• **WHAT YOU ARE ASKED TO DO**:
Update the entries below by replacing each instance of "series-line" with "series-path". Reproduce every other character unchanged.

BEGIN LISTED ENTRIES

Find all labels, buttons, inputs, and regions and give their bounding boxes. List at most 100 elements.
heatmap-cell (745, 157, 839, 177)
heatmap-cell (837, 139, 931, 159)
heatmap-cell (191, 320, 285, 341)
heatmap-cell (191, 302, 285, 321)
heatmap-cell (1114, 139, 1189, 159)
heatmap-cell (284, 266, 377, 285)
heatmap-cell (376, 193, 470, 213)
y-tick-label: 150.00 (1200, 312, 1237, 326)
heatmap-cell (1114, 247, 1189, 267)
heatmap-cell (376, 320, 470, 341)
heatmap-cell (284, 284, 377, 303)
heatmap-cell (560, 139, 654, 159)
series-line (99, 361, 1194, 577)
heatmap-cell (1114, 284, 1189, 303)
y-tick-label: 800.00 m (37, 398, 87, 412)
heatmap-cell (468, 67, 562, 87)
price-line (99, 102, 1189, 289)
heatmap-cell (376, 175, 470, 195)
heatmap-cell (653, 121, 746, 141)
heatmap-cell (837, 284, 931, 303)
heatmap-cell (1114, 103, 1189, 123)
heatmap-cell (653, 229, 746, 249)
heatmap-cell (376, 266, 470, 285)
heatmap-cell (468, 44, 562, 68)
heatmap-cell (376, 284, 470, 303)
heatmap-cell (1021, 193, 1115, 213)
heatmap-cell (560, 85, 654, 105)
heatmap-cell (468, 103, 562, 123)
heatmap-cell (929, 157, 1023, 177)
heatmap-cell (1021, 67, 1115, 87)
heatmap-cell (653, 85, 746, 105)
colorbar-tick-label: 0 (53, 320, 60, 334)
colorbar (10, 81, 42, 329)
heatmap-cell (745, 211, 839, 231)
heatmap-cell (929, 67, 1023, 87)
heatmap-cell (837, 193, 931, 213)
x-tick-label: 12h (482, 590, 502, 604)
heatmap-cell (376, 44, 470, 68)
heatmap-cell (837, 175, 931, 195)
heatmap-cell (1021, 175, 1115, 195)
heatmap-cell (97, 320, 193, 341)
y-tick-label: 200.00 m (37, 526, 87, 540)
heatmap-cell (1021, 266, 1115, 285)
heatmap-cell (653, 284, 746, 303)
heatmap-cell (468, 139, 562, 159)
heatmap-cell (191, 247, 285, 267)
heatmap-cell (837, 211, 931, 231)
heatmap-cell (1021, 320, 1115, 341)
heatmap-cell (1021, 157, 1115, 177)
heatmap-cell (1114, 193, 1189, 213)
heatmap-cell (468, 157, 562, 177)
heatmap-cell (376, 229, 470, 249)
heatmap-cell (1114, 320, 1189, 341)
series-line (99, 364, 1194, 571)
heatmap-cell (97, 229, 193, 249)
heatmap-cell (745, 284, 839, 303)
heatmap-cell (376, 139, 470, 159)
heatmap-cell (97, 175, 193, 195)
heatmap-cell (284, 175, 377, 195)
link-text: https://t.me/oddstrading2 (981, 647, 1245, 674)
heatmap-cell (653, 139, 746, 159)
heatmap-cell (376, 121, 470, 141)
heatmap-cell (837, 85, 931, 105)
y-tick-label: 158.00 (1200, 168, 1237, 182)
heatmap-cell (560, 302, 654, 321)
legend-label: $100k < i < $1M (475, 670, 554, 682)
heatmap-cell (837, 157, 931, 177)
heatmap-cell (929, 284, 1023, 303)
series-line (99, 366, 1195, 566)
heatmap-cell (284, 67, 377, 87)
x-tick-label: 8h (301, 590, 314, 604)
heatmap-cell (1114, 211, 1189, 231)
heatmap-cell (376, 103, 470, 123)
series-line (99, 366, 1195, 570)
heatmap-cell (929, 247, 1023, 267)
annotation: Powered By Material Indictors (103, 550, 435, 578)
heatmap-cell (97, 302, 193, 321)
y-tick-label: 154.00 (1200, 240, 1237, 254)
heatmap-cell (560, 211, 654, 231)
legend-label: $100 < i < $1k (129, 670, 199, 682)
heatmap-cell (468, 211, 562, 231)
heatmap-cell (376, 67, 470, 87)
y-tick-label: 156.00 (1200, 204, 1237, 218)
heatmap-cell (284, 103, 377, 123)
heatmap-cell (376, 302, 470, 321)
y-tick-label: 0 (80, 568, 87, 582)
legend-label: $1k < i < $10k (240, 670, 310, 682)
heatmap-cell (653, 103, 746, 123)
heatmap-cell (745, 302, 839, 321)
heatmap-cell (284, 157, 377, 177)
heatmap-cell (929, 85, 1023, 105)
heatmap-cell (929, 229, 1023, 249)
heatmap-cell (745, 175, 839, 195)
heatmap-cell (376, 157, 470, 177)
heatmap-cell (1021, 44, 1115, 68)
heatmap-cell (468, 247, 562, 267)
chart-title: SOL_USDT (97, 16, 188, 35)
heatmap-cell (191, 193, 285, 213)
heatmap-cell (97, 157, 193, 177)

END LISTED ENTRIES

• **COMPLETE ANSWER**:
Find all labels, buttons, inputs, and regions and give their bounding boxes. List at most 100 elements.
heatmap-cell (745, 157, 839, 177)
heatmap-cell (837, 139, 931, 159)
heatmap-cell (191, 320, 285, 341)
heatmap-cell (191, 302, 285, 321)
heatmap-cell (1114, 139, 1189, 159)
heatmap-cell (284, 266, 377, 285)
heatmap-cell (376, 193, 470, 213)
y-tick-label: 150.00 (1200, 312, 1237, 326)
heatmap-cell (1114, 247, 1189, 267)
heatmap-cell (376, 320, 470, 341)
heatmap-cell (284, 284, 377, 303)
heatmap-cell (560, 139, 654, 159)
series-path (99, 361, 1194, 577)
heatmap-cell (1114, 284, 1189, 303)
y-tick-label: 800.00 m (37, 398, 87, 412)
heatmap-cell (468, 67, 562, 87)
price-line (99, 102, 1189, 289)
heatmap-cell (376, 175, 470, 195)
heatmap-cell (653, 121, 746, 141)
heatmap-cell (837, 284, 931, 303)
heatmap-cell (1114, 103, 1189, 123)
heatmap-cell (653, 229, 746, 249)
heatmap-cell (376, 266, 470, 285)
heatmap-cell (468, 44, 562, 68)
heatmap-cell (376, 284, 470, 303)
heatmap-cell (1021, 193, 1115, 213)
heatmap-cell (560, 85, 654, 105)
heatmap-cell (468, 103, 562, 123)
heatmap-cell (929, 157, 1023, 177)
heatmap-cell (1021, 67, 1115, 87)
heatmap-cell (653, 85, 746, 105)
colorbar-tick-label: 0 (53, 320, 60, 334)
colorbar (10, 81, 42, 329)
heatmap-cell (745, 211, 839, 231)
heatmap-cell (929, 67, 1023, 87)
heatmap-cell (837, 193, 931, 213)
x-tick-label: 12h (482, 590, 502, 604)
heatmap-cell (376, 44, 470, 68)
heatmap-cell (837, 175, 931, 195)
heatmap-cell (1021, 175, 1115, 195)
heatmap-cell (97, 320, 193, 341)
y-tick-label: 200.00 m (37, 526, 87, 540)
heatmap-cell (1021, 266, 1115, 285)
heatmap-cell (653, 284, 746, 303)
heatmap-cell (468, 139, 562, 159)
heatmap-cell (191, 247, 285, 267)
heatmap-cell (837, 211, 931, 231)
heatmap-cell (1021, 320, 1115, 341)
heatmap-cell (1021, 157, 1115, 177)
heatmap-cell (1114, 193, 1189, 213)
heatmap-cell (468, 157, 562, 177)
heatmap-cell (376, 229, 470, 249)
heatmap-cell (1114, 320, 1189, 341)
series-path (99, 364, 1194, 571)
heatmap-cell (97, 229, 193, 249)
heatmap-cell (745, 284, 839, 303)
heatmap-cell (376, 139, 470, 159)
heatmap-cell (97, 175, 193, 195)
heatmap-cell (284, 175, 377, 195)
link-text: https://t.me/oddstrading2 (981, 647, 1245, 674)
heatmap-cell (653, 139, 746, 159)
heatmap-cell (376, 121, 470, 141)
heatmap-cell (837, 85, 931, 105)
y-tick-label: 158.00 (1200, 168, 1237, 182)
heatmap-cell (560, 302, 654, 321)
legend-label: $100k < i < $1M (475, 670, 554, 682)
heatmap-cell (837, 157, 931, 177)
heatmap-cell (929, 284, 1023, 303)
series-path (99, 366, 1195, 566)
heatmap-cell (284, 67, 377, 87)
x-tick-label: 8h (301, 590, 314, 604)
heatmap-cell (1114, 211, 1189, 231)
heatmap-cell (376, 103, 470, 123)
series-path (99, 366, 1195, 570)
heatmap-cell (929, 247, 1023, 267)
annotation: Powered By Material Indictors (103, 550, 435, 578)
heatmap-cell (97, 302, 193, 321)
y-tick-label: 154.00 (1200, 240, 1237, 254)
heatmap-cell (560, 211, 654, 231)
legend-label: $100 < i < $1k (129, 670, 199, 682)
heatmap-cell (468, 211, 562, 231)
heatmap-cell (376, 67, 470, 87)
y-tick-label: 156.00 (1200, 204, 1237, 218)
heatmap-cell (284, 103, 377, 123)
heatmap-cell (376, 302, 470, 321)
y-tick-label: 0 (80, 568, 87, 582)
legend-label: $1k < i < $10k (240, 670, 310, 682)
heatmap-cell (653, 103, 746, 123)
heatmap-cell (745, 302, 839, 321)
heatmap-cell (284, 157, 377, 177)
heatmap-cell (929, 85, 1023, 105)
heatmap-cell (929, 229, 1023, 249)
heatmap-cell (745, 175, 839, 195)
heatmap-cell (376, 157, 470, 177)
heatmap-cell (1021, 44, 1115, 68)
heatmap-cell (468, 247, 562, 267)
chart-title: SOL_USDT (97, 16, 188, 35)
heatmap-cell (191, 193, 285, 213)
heatmap-cell (97, 157, 193, 177)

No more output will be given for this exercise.